Below are records to repeat exactly. Omit the pictures from the copy.
** Begin DATA PROVIDED **
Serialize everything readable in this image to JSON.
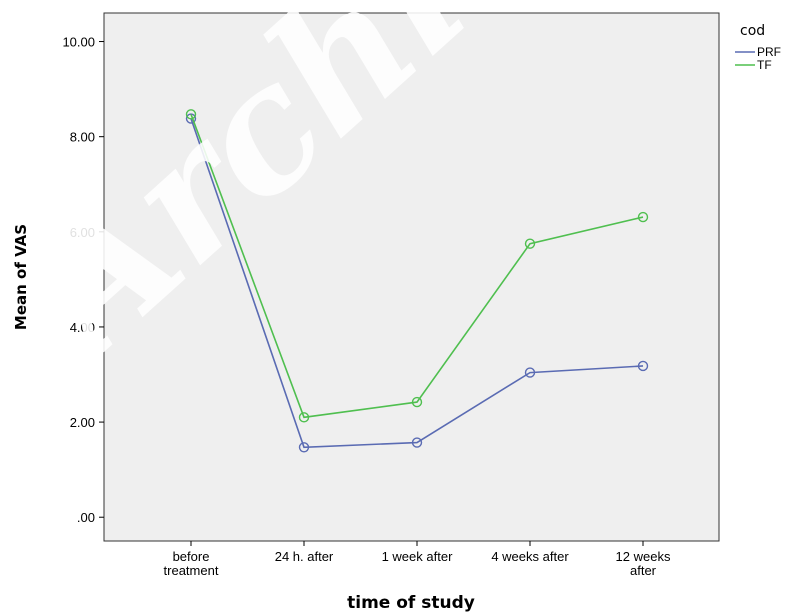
{
  "chart_data": {
    "type": "line",
    "title": "",
    "xlabel": "time of study",
    "ylabel": "Mean of VAS",
    "categories": [
      "before\ntreatment",
      "24 h. after",
      "1 week after",
      "4 weeks after",
      "12 weeks\nafter"
    ],
    "ylim": [
      -0.5,
      10.6
    ],
    "yticks": [
      0,
      2,
      4,
      6,
      8,
      10
    ],
    "ytick_labels": [
      ".00",
      "2.00",
      "4.00",
      "6.00",
      "8.00",
      "10.00"
    ],
    "grid": false,
    "legend": {
      "title": "cod",
      "position": "right"
    },
    "series": [
      {
        "name": "PRF",
        "color": "#5a6bb3",
        "values": [
          8.38,
          1.47,
          1.57,
          3.04,
          3.18
        ]
      },
      {
        "name": "TF",
        "color": "#4fbf4f",
        "values": [
          8.47,
          2.1,
          2.42,
          5.75,
          6.31
        ]
      }
    ],
    "plot_background": "#efefef"
  },
  "watermark_text": "Archive"
}
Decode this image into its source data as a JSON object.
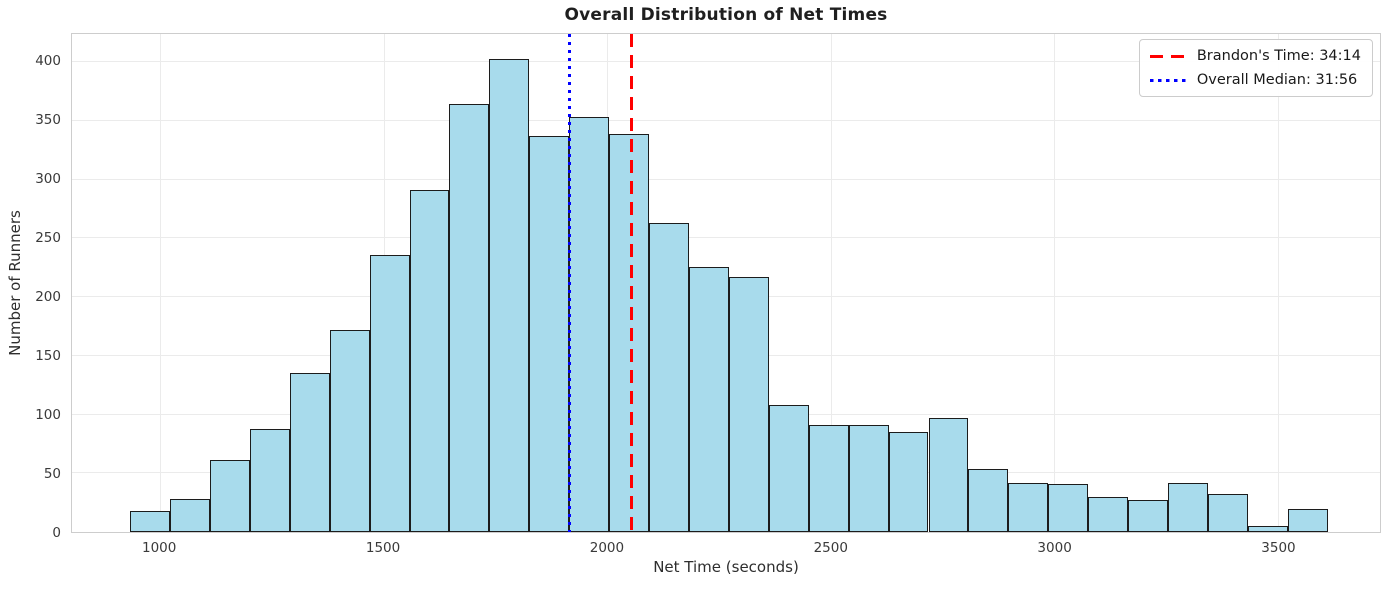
{
  "chart_data": {
    "type": "bar",
    "subtype": "histogram",
    "title": "Overall Distribution of Net Times",
    "xlabel": "Net Time (seconds)",
    "ylabel": "Number of Runners",
    "bin_start": 933,
    "bin_width": 89.3,
    "counts": [
      18,
      28,
      61,
      88,
      135,
      172,
      236,
      291,
      364,
      403,
      337,
      353,
      339,
      263,
      226,
      217,
      108,
      91,
      91,
      85,
      97,
      54,
      42,
      41,
      30,
      27,
      42,
      32,
      5,
      20
    ],
    "xticks": [
      1000,
      1500,
      2000,
      2500,
      3000,
      3500
    ],
    "yticks": [
      0,
      50,
      100,
      150,
      200,
      250,
      300,
      350,
      400
    ],
    "xlim": [
      803,
      3729
    ],
    "ylim": [
      0,
      424
    ],
    "grid": "both",
    "bar_fill": "#a8dbec",
    "bar_edge": "#1c1c1c",
    "vlines": [
      {
        "x": 2054,
        "label": "Brandon's Time: 34:14",
        "color": "#ff0000",
        "style": "dashed"
      },
      {
        "x": 1916,
        "label": "Overall Median: 31:56",
        "color": "#0000ff",
        "style": "dotted"
      }
    ],
    "legend_position": "upper right"
  }
}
** End DATA PROVIDED **
* OUTPUT FOR THIS TASK
Serialize everything readable in this image to JSON.
{
  "chart_data": {
    "type": "line",
    "title": "",
    "xlabel": "time of study",
    "ylabel": "Mean of VAS",
    "categories": [
      "before\ntreatment",
      "24 h. after",
      "1 week after",
      "4 weeks after",
      "12 weeks\nafter"
    ],
    "ylim": [
      -0.5,
      10.6
    ],
    "yticks": [
      0,
      2,
      4,
      6,
      8,
      10
    ],
    "ytick_labels": [
      ".00",
      "2.00",
      "4.00",
      "6.00",
      "8.00",
      "10.00"
    ],
    "grid": false,
    "legend": {
      "title": "cod",
      "position": "right"
    },
    "series": [
      {
        "name": "PRF",
        "color": "#5a6bb3",
        "values": [
          8.38,
          1.47,
          1.57,
          3.04,
          3.18
        ]
      },
      {
        "name": "TF",
        "color": "#4fbf4f",
        "values": [
          8.47,
          2.1,
          2.42,
          5.75,
          6.31
        ]
      }
    ],
    "plot_background": "#efefef"
  },
  "watermark_text": "Archive"
}
Decode this image into its source data as a JSON object.
{
  "chart_data": {
    "type": "bar",
    "subtype": "histogram",
    "title": "Overall Distribution of Net Times",
    "xlabel": "Net Time (seconds)",
    "ylabel": "Number of Runners",
    "bin_start": 933,
    "bin_width": 89.3,
    "counts": [
      18,
      28,
      61,
      88,
      135,
      172,
      236,
      291,
      364,
      403,
      337,
      353,
      339,
      263,
      226,
      217,
      108,
      91,
      91,
      85,
      97,
      54,
      42,
      41,
      30,
      27,
      42,
      32,
      5,
      20
    ],
    "xticks": [
      1000,
      1500,
      2000,
      2500,
      3000,
      3500
    ],
    "yticks": [
      0,
      50,
      100,
      150,
      200,
      250,
      300,
      350,
      400
    ],
    "xlim": [
      803,
      3729
    ],
    "ylim": [
      0,
      424
    ],
    "grid": "both",
    "bar_fill": "#a8dbec",
    "bar_edge": "#1c1c1c",
    "vlines": [
      {
        "x": 2054,
        "label": "Brandon's Time: 34:14",
        "color": "#ff0000",
        "style": "dashed"
      },
      {
        "x": 1916,
        "label": "Overall Median: 31:56",
        "color": "#0000ff",
        "style": "dotted"
      }
    ],
    "legend_position": "upper right"
  }
}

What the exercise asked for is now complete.